## What is needed
Every line in the listing is to be echoed verbatim.

## Material supplied

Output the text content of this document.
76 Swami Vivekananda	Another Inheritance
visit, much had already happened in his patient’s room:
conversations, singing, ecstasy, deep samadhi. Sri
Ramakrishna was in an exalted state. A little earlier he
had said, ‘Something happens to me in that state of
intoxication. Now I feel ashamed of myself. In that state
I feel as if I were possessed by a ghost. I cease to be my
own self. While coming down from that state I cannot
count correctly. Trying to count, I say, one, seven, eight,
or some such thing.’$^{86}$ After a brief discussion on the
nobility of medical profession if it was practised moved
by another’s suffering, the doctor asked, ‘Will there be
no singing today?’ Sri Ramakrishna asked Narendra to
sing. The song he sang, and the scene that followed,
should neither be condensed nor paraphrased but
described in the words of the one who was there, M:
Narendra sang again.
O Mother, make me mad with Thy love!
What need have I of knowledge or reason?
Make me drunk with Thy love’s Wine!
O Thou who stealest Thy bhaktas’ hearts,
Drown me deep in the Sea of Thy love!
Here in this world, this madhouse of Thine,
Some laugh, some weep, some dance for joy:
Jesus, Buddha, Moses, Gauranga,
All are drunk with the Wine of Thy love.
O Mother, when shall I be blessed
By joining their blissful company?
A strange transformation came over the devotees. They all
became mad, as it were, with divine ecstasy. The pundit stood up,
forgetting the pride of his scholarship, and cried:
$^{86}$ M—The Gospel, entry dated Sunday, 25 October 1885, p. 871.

## Full response
Output the text content of this document.
76 Swami Vivekananda	Another Inheritance
visit, much had already happened in his patient’s room:
conversations, singing, ecstasy, deep samadhi. Sri
Ramakrishna was in an exalted state. A little earlier he
had said, ‘Something happens to me in that state of
intoxication. Now I feel ashamed of myself. In that state
I feel as if I were possessed by a ghost. I cease to be my
own self. While coming down from that state I cannot
count correctly. Trying to count, I say, one, seven, eight,
or some such thing.’$^{86}$ After a brief discussion on the
nobility of medical profession if it was practised moved
by another’s suffering, the doctor asked, ‘Will there be
no singing today?’ Sri Ramakrishna asked Narendra to
sing. The song he sang, and the scene that followed,
should neither be condensed nor paraphrased but
described in the words of the one who was there, M:
Narendra sang again.
O Mother, make me mad with Thy love!
What need have I of knowledge or reason?
Make me drunk with Thy love’s Wine!
O Thou who stealest Thy bhaktas’ hearts,
Drown me deep in the Sea of Thy love!
Here in this world, this madhouse of Thine,
Some laugh, some weep, some dance for joy:
Jesus, Buddha, Moses, Gauranga,
All are drunk with the Wine of Thy love.
O Mother, when shall I be blessed
By joining their blissful company?
A strange transformation came over the devotees. They all
became mad, as it were, with divine ecstasy. The pundit stood up,
forgetting the pride of his scholarship, and cried:
$^{86}$ M—The Gospel, entry dated Sunday, 25 October 1885, p. 871.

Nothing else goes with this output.